Extract each line containing the string "lòng".

※

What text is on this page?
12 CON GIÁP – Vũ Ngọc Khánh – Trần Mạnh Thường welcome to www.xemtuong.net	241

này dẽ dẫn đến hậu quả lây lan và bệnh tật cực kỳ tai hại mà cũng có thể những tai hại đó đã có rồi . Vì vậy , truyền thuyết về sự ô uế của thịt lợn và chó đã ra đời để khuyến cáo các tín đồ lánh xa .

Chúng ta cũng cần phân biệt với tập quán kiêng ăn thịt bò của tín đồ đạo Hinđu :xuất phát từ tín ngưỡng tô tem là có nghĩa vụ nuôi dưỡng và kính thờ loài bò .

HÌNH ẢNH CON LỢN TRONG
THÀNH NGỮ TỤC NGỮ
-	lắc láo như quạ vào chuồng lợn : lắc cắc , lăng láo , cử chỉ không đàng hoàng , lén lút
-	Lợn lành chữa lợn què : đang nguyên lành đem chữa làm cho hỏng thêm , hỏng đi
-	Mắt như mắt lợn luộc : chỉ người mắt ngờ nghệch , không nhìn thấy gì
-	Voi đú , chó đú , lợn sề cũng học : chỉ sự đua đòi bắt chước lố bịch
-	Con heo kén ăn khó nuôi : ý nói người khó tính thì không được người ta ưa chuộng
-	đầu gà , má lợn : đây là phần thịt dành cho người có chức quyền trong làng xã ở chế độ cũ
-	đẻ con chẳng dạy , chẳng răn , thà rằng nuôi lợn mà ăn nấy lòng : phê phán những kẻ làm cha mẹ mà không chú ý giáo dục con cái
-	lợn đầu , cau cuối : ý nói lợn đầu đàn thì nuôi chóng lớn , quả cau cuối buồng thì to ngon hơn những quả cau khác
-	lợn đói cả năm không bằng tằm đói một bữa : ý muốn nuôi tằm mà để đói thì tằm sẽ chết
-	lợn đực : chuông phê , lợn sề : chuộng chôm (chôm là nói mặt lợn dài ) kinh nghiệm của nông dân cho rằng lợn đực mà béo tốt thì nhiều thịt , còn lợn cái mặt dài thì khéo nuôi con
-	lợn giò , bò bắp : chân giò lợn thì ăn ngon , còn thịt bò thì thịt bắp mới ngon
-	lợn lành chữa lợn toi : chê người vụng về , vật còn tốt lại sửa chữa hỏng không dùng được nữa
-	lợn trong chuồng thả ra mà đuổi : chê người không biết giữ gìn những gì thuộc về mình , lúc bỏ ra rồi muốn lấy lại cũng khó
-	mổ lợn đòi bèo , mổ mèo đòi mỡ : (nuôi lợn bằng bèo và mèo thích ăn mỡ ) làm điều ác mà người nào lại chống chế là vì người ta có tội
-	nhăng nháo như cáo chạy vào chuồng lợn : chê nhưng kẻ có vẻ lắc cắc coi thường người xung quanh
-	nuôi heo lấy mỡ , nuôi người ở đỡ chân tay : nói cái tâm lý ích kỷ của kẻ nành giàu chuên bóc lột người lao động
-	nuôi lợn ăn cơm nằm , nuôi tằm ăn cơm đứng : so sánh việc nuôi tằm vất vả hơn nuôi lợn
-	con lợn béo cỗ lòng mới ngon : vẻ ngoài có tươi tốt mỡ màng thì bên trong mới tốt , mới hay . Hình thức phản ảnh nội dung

※

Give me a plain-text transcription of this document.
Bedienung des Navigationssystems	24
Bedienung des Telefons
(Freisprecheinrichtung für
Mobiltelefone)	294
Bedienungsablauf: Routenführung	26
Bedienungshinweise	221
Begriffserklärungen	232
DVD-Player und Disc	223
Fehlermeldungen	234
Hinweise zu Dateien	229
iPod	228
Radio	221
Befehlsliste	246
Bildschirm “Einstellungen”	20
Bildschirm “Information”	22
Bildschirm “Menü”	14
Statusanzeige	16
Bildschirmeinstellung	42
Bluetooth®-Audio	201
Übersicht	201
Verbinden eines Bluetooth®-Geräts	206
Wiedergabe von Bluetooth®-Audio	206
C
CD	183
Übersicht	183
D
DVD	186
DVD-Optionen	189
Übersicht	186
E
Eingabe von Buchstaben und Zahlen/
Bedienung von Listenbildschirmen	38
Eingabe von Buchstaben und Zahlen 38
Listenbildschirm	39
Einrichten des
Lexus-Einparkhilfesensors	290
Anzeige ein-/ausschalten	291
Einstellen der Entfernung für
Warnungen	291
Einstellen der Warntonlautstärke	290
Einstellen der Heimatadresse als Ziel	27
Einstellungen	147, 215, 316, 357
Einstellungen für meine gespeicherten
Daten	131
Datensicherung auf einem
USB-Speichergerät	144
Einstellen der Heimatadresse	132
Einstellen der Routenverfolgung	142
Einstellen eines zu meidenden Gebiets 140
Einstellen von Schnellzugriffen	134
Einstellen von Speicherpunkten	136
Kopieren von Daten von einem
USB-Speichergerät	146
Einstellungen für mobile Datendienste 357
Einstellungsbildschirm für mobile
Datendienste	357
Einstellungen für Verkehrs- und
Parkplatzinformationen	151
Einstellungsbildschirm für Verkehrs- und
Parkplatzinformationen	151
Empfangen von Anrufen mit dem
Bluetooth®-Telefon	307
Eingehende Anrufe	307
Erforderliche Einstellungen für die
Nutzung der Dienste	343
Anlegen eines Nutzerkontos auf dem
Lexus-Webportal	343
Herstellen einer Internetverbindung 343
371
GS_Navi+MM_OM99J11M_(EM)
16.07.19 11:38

※

Solution for this task
-	đẻ con chẳng dạy , chẳng răn , thà rằng nuôi lợn mà ăn nấy lòng : phê phán những kẻ làm cha mẹ mà không chú ý giáo dục con cái
-	con lợn béo cỗ lòng mới ngon : vẻ ngoài có tươi tốt mỡ màng thì bên trong mới tốt , mới hay . Hình thức phản ảnh nội dung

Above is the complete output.